Quote all entries exactly, leaving pictures aside.

# START OF Source material

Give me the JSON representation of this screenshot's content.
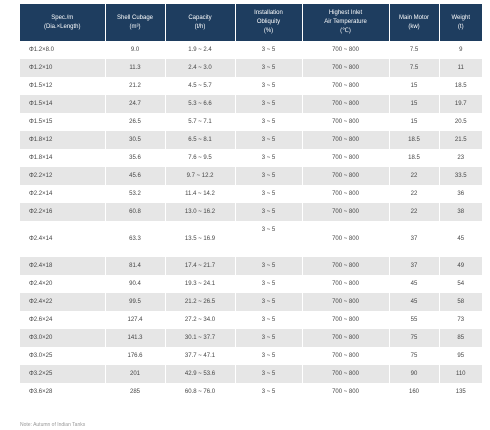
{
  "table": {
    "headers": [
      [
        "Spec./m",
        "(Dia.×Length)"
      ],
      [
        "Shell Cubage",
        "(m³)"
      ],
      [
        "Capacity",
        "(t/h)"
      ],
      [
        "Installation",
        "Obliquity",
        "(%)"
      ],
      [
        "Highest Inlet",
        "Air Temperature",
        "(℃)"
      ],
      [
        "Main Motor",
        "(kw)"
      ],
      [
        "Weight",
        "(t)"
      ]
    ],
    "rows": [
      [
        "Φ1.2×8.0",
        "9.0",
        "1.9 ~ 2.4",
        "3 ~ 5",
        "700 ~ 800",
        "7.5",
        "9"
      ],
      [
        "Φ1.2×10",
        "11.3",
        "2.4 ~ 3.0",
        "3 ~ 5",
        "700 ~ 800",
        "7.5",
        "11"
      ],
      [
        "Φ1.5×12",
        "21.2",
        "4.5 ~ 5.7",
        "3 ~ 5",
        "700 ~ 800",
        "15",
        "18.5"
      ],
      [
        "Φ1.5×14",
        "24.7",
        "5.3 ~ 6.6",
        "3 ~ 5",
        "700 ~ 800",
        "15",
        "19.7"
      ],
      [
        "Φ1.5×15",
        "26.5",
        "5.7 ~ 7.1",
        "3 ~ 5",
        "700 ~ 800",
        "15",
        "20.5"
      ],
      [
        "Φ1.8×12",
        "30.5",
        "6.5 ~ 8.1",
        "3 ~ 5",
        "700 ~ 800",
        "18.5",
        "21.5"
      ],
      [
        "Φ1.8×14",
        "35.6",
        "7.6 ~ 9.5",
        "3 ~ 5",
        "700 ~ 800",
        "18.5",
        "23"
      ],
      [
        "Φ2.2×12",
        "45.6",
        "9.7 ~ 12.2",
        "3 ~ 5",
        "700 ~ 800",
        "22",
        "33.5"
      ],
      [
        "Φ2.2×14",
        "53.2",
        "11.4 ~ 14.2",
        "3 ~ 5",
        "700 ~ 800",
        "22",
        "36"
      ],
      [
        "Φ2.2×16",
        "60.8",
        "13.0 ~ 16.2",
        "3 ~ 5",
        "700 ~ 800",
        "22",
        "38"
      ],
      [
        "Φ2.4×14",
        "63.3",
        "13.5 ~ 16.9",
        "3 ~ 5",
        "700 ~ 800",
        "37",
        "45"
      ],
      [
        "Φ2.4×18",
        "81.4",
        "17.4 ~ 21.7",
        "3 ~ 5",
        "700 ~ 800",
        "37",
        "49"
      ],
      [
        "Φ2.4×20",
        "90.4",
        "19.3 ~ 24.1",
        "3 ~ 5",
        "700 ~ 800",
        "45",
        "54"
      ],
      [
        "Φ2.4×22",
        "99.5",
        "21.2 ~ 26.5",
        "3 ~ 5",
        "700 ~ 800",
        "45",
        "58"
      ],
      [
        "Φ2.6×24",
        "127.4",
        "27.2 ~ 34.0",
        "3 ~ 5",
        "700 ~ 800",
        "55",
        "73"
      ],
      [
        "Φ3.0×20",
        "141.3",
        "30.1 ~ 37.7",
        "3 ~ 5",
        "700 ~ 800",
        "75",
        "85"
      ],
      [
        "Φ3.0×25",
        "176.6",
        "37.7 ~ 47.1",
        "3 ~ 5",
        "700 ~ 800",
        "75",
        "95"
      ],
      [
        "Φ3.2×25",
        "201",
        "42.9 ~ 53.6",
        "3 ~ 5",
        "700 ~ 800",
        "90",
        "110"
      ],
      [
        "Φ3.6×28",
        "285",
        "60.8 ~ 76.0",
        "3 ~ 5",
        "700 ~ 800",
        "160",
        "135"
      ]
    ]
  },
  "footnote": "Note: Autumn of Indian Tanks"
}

# END OF Source material

== Task response ==
Give me the JSON representation of this screenshot's content.
{
  "table": {
    "headers": [
      [
        "Spec./m",
        "(Dia.×Length)"
      ],
      [
        "Shell Cubage",
        "(m³)"
      ],
      [
        "Capacity",
        "(t/h)"
      ],
      [
        "Installation",
        "Obliquity",
        "(%)"
      ],
      [
        "Highest Inlet",
        "Air Temperature",
        "(℃)"
      ],
      [
        "Main Motor",
        "(kw)"
      ],
      [
        "Weight",
        "(t)"
      ]
    ],
    "rows": [
      [
        "Φ1.2×8.0",
        "9.0",
        "1.9 ~ 2.4",
        "3 ~ 5",
        "700 ~ 800",
        "7.5",
        "9"
      ],
      [
        "Φ1.2×10",
        "11.3",
        "2.4 ~ 3.0",
        "3 ~ 5",
        "700 ~ 800",
        "7.5",
        "11"
      ],
      [
        "Φ1.5×12",
        "21.2",
        "4.5 ~ 5.7",
        "3 ~ 5",
        "700 ~ 800",
        "15",
        "18.5"
      ],
      [
        "Φ1.5×14",
        "24.7",
        "5.3 ~ 6.6",
        "3 ~ 5",
        "700 ~ 800",
        "15",
        "19.7"
      ],
      [
        "Φ1.5×15",
        "26.5",
        "5.7 ~ 7.1",
        "3 ~ 5",
        "700 ~ 800",
        "15",
        "20.5"
      ],
      [
        "Φ1.8×12",
        "30.5",
        "6.5 ~ 8.1",
        "3 ~ 5",
        "700 ~ 800",
        "18.5",
        "21.5"
      ],
      [
        "Φ1.8×14",
        "35.6",
        "7.6 ~ 9.5",
        "3 ~ 5",
        "700 ~ 800",
        "18.5",
        "23"
      ],
      [
        "Φ2.2×12",
        "45.6",
        "9.7 ~ 12.2",
        "3 ~ 5",
        "700 ~ 800",
        "22",
        "33.5"
      ],
      [
        "Φ2.2×14",
        "53.2",
        "11.4 ~ 14.2",
        "3 ~ 5",
        "700 ~ 800",
        "22",
        "36"
      ],
      [
        "Φ2.2×16",
        "60.8",
        "13.0 ~ 16.2",
        "3 ~ 5",
        "700 ~ 800",
        "22",
        "38"
      ],
      [
        "Φ2.4×14",
        "63.3",
        "13.5 ~ 16.9",
        "3 ~ 5",
        "700 ~ 800",
        "37",
        "45"
      ],
      [
        "Φ2.4×18",
        "81.4",
        "17.4 ~ 21.7",
        "3 ~ 5",
        "700 ~ 800",
        "37",
        "49"
      ],
      [
        "Φ2.4×20",
        "90.4",
        "19.3 ~ 24.1",
        "3 ~ 5",
        "700 ~ 800",
        "45",
        "54"
      ],
      [
        "Φ2.4×22",
        "99.5",
        "21.2 ~ 26.5",
        "3 ~ 5",
        "700 ~ 800",
        "45",
        "58"
      ],
      [
        "Φ2.6×24",
        "127.4",
        "27.2 ~ 34.0",
        "3 ~ 5",
        "700 ~ 800",
        "55",
        "73"
      ],
      [
        "Φ3.0×20",
        "141.3",
        "30.1 ~ 37.7",
        "3 ~ 5",
        "700 ~ 800",
        "75",
        "85"
      ],
      [
        "Φ3.0×25",
        "176.6",
        "37.7 ~ 47.1",
        "3 ~ 5",
        "700 ~ 800",
        "75",
        "95"
      ],
      [
        "Φ3.2×25",
        "201",
        "42.9 ~ 53.6",
        "3 ~ 5",
        "700 ~ 800",
        "90",
        "110"
      ],
      [
        "Φ3.6×28",
        "285",
        "60.8 ~ 76.0",
        "3 ~ 5",
        "700 ~ 800",
        "160",
        "135"
      ]
    ]
  },
  "footnote": "Note: Autumn of Indian Tanks"
}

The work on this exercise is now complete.